• **Instructions to follow**:
Give only the number of lines where "style" occurs.

[Figure content listings]
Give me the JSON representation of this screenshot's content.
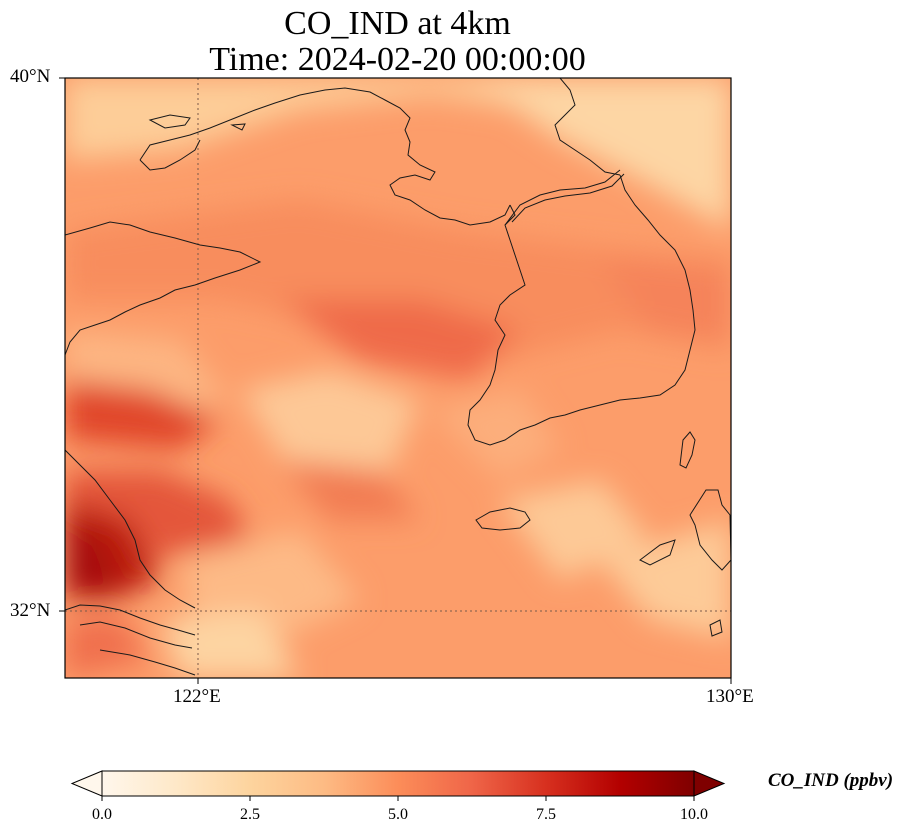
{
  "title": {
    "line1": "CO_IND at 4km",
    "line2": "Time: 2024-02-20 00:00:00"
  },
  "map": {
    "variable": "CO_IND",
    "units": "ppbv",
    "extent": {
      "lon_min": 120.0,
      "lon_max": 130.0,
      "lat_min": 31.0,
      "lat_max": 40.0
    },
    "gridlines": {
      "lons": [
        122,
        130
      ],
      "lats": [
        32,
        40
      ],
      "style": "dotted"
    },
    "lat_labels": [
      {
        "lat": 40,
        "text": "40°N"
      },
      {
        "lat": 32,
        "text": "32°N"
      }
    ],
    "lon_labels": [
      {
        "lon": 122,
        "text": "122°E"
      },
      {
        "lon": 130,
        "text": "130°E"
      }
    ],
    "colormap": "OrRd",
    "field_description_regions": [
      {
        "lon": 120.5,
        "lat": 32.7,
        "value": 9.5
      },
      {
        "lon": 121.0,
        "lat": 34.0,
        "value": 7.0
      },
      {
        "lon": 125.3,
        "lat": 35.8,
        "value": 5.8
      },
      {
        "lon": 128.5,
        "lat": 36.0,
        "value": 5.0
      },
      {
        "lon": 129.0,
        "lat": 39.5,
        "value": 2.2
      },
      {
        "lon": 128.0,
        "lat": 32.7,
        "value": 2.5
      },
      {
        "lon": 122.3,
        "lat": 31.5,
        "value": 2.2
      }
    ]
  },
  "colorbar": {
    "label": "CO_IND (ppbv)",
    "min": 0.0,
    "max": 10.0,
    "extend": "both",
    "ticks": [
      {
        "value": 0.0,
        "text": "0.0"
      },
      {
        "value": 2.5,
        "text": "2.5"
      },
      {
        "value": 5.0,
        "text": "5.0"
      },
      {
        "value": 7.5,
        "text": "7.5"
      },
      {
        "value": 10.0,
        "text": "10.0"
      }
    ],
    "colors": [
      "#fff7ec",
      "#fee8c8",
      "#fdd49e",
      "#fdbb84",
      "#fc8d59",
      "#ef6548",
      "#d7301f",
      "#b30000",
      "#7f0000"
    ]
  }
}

==

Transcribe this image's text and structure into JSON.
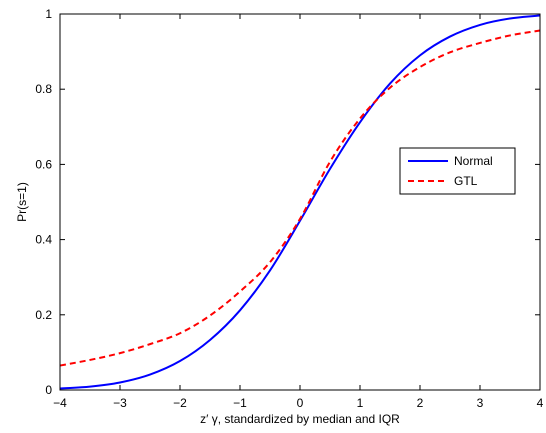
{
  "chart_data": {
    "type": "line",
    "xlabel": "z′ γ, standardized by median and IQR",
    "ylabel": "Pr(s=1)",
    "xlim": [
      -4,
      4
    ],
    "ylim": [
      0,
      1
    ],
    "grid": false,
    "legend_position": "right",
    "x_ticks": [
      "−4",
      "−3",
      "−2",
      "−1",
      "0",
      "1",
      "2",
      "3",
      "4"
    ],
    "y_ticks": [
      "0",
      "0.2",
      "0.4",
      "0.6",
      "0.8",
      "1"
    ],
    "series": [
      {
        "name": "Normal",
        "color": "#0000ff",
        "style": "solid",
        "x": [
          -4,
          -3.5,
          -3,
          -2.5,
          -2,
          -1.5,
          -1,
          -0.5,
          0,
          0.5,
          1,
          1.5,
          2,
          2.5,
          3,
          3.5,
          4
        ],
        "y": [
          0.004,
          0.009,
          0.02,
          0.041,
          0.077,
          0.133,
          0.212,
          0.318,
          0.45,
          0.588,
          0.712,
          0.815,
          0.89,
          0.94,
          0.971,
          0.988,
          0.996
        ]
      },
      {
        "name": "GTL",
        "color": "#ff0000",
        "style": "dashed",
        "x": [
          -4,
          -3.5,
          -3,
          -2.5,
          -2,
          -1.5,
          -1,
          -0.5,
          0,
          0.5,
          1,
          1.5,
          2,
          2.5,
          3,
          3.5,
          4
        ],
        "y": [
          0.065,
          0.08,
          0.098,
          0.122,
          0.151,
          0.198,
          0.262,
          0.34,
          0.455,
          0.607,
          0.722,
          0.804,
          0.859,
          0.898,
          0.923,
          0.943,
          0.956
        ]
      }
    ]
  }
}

• **Complete output**:
3